# [Written task]
Please pull out the lines below, starting at the line that contains "Localize all elements." and stopping after the one that contains "dim-right-text: 39.29 bbox=[534, 123, 560, 152]", and reproduce them word for word without the pictures.

# [Material for this exercise]
▬▬▬▬▬▬
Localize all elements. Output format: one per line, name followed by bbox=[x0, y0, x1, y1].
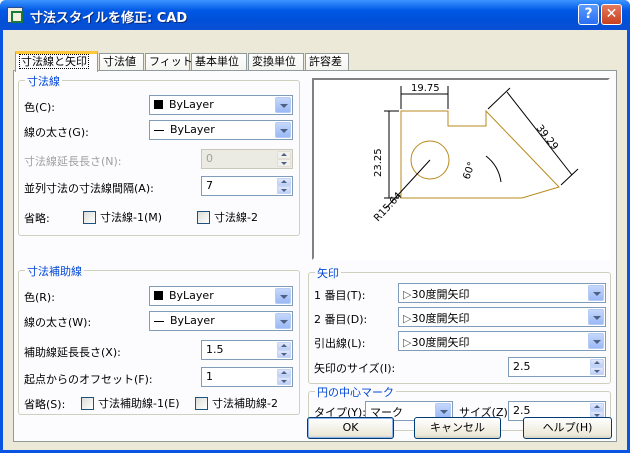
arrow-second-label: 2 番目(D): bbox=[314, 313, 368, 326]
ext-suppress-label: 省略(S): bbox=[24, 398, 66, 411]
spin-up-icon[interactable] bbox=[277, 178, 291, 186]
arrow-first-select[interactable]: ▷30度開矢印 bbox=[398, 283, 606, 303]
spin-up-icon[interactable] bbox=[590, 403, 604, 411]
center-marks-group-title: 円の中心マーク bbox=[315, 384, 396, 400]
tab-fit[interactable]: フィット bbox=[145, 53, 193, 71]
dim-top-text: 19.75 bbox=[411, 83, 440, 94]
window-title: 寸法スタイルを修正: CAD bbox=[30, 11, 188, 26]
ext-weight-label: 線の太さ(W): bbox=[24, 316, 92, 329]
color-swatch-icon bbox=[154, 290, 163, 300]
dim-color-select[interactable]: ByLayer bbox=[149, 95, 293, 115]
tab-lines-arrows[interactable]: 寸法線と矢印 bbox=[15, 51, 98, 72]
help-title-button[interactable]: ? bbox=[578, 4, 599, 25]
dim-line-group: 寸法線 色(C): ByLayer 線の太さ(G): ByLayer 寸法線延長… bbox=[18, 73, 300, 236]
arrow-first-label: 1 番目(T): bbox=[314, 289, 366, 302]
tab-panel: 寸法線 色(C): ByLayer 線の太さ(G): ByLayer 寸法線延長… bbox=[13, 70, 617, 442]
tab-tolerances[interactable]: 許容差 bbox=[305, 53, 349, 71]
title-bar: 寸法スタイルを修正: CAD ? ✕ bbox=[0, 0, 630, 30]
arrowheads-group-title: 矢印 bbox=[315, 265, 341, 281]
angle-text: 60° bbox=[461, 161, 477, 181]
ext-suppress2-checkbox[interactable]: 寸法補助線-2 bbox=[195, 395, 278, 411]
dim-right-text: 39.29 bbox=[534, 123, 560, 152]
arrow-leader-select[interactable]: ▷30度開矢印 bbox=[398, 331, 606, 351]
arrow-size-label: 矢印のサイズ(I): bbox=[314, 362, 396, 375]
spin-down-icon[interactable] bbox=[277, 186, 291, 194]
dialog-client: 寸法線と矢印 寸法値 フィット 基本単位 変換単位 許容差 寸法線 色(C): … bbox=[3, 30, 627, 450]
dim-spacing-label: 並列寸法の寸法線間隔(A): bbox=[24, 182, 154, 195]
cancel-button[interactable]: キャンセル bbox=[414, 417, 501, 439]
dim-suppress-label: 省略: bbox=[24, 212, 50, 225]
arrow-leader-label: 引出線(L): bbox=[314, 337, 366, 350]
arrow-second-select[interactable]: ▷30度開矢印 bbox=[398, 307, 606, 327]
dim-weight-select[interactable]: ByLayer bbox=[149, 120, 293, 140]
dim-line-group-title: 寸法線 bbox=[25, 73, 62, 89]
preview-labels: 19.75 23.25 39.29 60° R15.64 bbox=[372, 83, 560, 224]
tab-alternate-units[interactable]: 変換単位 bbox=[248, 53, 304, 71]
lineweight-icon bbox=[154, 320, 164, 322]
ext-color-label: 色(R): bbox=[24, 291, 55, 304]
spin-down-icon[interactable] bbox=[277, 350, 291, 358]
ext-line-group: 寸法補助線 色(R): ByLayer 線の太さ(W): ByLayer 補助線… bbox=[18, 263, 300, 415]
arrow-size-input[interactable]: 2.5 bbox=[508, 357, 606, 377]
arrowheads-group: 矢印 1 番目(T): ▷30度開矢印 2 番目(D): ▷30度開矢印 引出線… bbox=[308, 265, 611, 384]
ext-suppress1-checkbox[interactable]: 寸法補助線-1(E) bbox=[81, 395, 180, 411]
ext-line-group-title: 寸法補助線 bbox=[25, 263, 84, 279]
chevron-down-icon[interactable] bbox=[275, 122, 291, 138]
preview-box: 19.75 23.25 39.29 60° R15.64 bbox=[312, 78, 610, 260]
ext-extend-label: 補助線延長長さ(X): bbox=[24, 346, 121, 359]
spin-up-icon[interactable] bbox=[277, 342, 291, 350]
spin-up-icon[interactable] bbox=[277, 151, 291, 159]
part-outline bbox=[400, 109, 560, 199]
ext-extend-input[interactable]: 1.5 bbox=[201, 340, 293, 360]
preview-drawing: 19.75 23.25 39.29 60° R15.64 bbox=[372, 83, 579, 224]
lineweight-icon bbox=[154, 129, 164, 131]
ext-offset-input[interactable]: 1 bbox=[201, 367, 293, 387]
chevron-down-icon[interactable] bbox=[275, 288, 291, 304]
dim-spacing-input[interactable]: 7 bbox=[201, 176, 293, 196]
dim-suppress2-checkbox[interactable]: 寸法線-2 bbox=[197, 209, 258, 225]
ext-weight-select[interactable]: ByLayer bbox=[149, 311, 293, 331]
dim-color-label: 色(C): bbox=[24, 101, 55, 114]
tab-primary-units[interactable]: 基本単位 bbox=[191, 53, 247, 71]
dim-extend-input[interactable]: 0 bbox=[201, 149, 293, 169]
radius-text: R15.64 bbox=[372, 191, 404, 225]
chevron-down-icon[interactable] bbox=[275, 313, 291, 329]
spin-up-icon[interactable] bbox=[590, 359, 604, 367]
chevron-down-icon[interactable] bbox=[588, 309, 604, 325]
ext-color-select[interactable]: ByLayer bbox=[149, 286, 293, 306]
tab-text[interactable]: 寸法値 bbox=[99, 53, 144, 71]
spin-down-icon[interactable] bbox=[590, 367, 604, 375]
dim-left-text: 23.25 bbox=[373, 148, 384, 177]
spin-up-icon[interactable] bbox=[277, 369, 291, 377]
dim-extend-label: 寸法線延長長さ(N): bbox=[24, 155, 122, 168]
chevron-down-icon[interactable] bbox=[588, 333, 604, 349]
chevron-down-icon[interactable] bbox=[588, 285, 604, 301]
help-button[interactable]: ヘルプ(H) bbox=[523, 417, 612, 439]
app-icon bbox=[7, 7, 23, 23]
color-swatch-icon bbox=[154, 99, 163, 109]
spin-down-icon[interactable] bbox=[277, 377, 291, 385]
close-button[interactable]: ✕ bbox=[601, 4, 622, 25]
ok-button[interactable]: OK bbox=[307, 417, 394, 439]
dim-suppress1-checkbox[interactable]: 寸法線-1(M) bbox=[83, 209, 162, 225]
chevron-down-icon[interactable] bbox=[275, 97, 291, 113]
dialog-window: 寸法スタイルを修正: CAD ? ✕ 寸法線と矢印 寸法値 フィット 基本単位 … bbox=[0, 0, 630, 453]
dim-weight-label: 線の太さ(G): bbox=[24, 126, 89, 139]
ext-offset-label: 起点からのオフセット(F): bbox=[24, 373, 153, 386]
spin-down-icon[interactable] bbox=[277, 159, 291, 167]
▬▬▬▬▬▬
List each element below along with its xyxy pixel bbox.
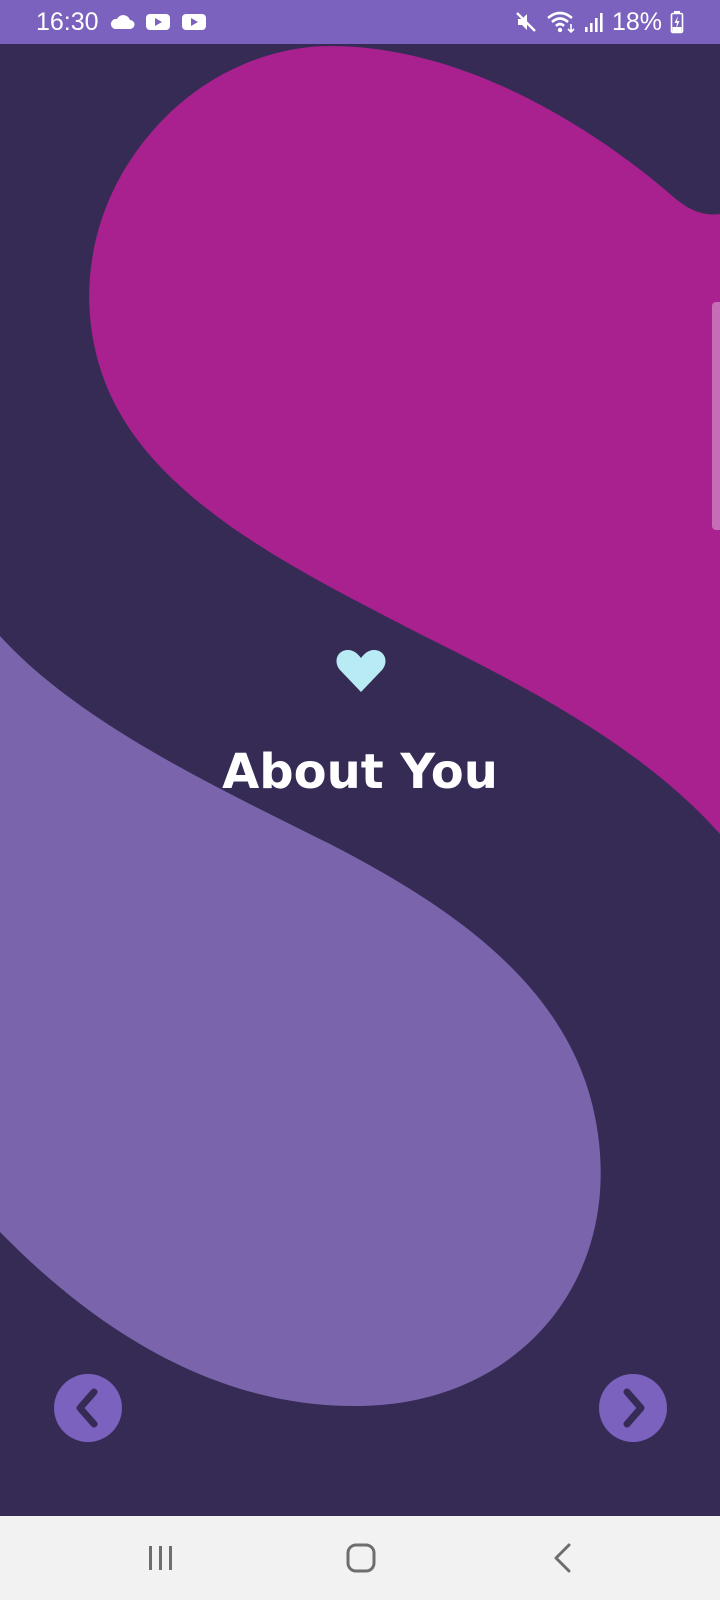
▬▬▬▬▬▬
# [Final answer]
Localize all elements. Output format: one per line, name followed by bbox=[x0, y0, x1, y1].
arrow-second-label: 2 番目(D): bbox=[314, 313, 368, 326]
ext-suppress-label: 省略(S): bbox=[24, 398, 66, 411]
spin-up-icon[interactable] bbox=[277, 178, 291, 186]
arrow-first-select[interactable]: ▷30度開矢印 bbox=[398, 283, 606, 303]
spin-up-icon[interactable] bbox=[590, 403, 604, 411]
center-marks-group-title: 円の中心マーク bbox=[315, 384, 396, 400]
tab-fit[interactable]: フィット bbox=[145, 53, 193, 71]
dim-top-text: 19.75 bbox=[411, 83, 440, 94]
window-title: 寸法スタイルを修正: CAD bbox=[30, 11, 188, 26]
ext-weight-label: 線の太さ(W): bbox=[24, 316, 92, 329]
color-swatch-icon bbox=[154, 290, 163, 300]
dim-color-select[interactable]: ByLayer bbox=[149, 95, 293, 115]
tab-lines-arrows[interactable]: 寸法線と矢印 bbox=[15, 51, 98, 72]
help-title-button[interactable]: ? bbox=[578, 4, 599, 25]
dim-line-group: 寸法線 色(C): ByLayer 線の太さ(G): ByLayer 寸法線延長… bbox=[18, 73, 300, 236]
arrow-first-label: 1 番目(T): bbox=[314, 289, 366, 302]
tab-panel: 寸法線 色(C): ByLayer 線の太さ(G): ByLayer 寸法線延長… bbox=[13, 70, 617, 442]
tab-tolerances[interactable]: 許容差 bbox=[305, 53, 349, 71]
title-bar: 寸法スタイルを修正: CAD ? ✕ bbox=[0, 0, 630, 30]
arrowheads-group-title: 矢印 bbox=[315, 265, 341, 281]
angle-text: 60° bbox=[461, 161, 477, 181]
ext-suppress2-checkbox[interactable]: 寸法補助線-2 bbox=[195, 395, 278, 411]
dim-right-text: 39.29 bbox=[534, 123, 560, 152]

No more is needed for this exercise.